§ **The problem**
Copy each line below without leaving any out.

## BEGIN Material for this task

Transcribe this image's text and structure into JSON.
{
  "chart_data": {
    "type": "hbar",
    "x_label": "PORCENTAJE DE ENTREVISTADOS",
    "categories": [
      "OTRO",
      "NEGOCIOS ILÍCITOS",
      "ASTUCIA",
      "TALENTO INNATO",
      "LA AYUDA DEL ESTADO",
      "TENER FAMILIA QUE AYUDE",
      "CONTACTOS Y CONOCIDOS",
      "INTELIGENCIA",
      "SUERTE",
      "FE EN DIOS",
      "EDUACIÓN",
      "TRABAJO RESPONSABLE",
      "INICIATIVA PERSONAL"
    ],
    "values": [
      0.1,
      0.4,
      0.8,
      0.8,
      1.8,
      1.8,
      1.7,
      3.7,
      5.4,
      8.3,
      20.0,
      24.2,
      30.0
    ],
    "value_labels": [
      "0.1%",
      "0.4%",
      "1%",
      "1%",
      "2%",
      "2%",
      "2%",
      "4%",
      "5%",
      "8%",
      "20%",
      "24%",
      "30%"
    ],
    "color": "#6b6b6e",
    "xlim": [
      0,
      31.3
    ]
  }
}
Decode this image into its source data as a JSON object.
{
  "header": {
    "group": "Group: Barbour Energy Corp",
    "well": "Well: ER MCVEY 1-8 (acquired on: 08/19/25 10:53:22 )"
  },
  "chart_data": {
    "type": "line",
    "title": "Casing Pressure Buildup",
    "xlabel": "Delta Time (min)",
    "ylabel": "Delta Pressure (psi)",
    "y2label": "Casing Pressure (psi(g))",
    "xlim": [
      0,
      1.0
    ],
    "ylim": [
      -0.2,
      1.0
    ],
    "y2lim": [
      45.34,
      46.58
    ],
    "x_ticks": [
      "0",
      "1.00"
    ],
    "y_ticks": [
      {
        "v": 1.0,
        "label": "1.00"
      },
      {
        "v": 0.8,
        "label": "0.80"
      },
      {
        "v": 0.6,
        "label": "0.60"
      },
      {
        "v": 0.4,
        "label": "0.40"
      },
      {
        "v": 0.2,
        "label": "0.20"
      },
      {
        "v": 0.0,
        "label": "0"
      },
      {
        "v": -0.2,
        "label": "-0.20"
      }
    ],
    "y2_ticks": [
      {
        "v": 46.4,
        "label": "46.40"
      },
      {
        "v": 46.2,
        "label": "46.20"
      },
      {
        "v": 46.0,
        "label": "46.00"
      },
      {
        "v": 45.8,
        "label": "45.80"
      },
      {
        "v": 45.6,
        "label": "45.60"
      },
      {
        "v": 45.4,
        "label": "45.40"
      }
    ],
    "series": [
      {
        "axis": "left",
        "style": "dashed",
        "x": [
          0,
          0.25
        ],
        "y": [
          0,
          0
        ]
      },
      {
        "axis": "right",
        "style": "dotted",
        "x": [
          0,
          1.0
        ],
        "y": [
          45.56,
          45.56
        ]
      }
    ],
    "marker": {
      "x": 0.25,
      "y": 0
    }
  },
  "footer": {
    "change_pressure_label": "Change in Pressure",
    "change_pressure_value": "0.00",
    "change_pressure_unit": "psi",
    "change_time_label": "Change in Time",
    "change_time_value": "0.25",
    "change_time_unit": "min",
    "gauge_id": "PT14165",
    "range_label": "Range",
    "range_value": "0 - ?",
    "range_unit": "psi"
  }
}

## END Material for this task

§ **Task answer**
Transcribe this image's text and structure into JSON.
{
  "chart_data": {
    "type": "hbar",
    "x_label": "PORCENTAJE DE ENTREVISTADOS",
    "categories": [
      "OTRO",
      "NEGOCIOS ILÍCITOS",
      "ASTUCIA",
      "TALENTO INNATO",
      "LA AYUDA DEL ESTADO",
      "TENER FAMILIA QUE AYUDE",
      "CONTACTOS Y CONOCIDOS",
      "INTELIGENCIA",
      "SUERTE",
      "FE EN DIOS",
      "EDUACIÓN",
      "TRABAJO RESPONSABLE",
      "INICIATIVA PERSONAL"
    ],
    "values": [
      0.1,
      0.4,
      0.8,
      0.8,
      1.8,
      1.8,
      1.7,
      3.7,
      5.4,
      8.3,
      20.0,
      24.2,
      30.0
    ],
    "value_labels": [
      "0.1%",
      "0.4%",
      "1%",
      "1%",
      "2%",
      "2%",
      "2%",
      "4%",
      "5%",
      "8%",
      "20%",
      "24%",
      "30%"
    ],
    "color": "#6b6b6e",
    "xlim": [
      0,
      31.3
    ]
  }
}
Decode this image into its source data as a JSON object.
{
  "header": {
    "group": "Group: Barbour Energy Corp",
    "well": "Well: ER MCVEY 1-8 (acquired on: 08/19/25 10:53:22 )"
  },
  "chart_data": {
    "type": "line",
    "title": "Casing Pressure Buildup",
    "xlabel": "Delta Time (min)",
    "ylabel": "Delta Pressure (psi)",
    "y2label": "Casing Pressure (psi(g))",
    "xlim": [
      0,
      1.0
    ],
    "ylim": [
      -0.2,
      1.0
    ],
    "y2lim": [
      45.34,
      46.58
    ],
    "x_ticks": [
      "0",
      "1.00"
    ],
    "y_ticks": [
      {
        "v": 1.0,
        "label": "1.00"
      },
      {
        "v": 0.8,
        "label": "0.80"
      },
      {
        "v": 0.6,
        "label": "0.60"
      },
      {
        "v": 0.4,
        "label": "0.40"
      },
      {
        "v": 0.2,
        "label": "0.20"
      },
      {
        "v": 0.0,
        "label": "0"
      },
      {
        "v": -0.2,
        "label": "-0.20"
      }
    ],
    "y2_ticks": [
      {
        "v": 46.4,
        "label": "46.40"
      },
      {
        "v": 46.2,
        "label": "46.20"
      },
      {
        "v": 46.0,
        "label": "46.00"
      },
      {
        "v": 45.8,
        "label": "45.80"
      },
      {
        "v": 45.6,
        "label": "45.60"
      },
      {
        "v": 45.4,
        "label": "45.40"
      }
    ],
    "series": [
      {
        "axis": "left",
        "style": "dashed",
        "x": [
          0,
          0.25
        ],
        "y": [
          0,
          0
        ]
      },
      {
        "axis": "right",
        "style": "dotted",
        "x": [
          0,
          1.0
        ],
        "y": [
          45.56,
          45.56
        ]
      }
    ],
    "marker": {
      "x": 0.25,
      "y": 0
    }
  },
  "footer": {
    "change_pressure_label": "Change in Pressure",
    "change_pressure_value": "0.00",
    "change_pressure_unit": "psi",
    "change_time_label": "Change in Time",
    "change_time_value": "0.25",
    "change_time_unit": "min",
    "gauge_id": "PT14165",
    "range_label": "Range",
    "range_value": "0 - ?",
    "range_unit": "psi"
  }
}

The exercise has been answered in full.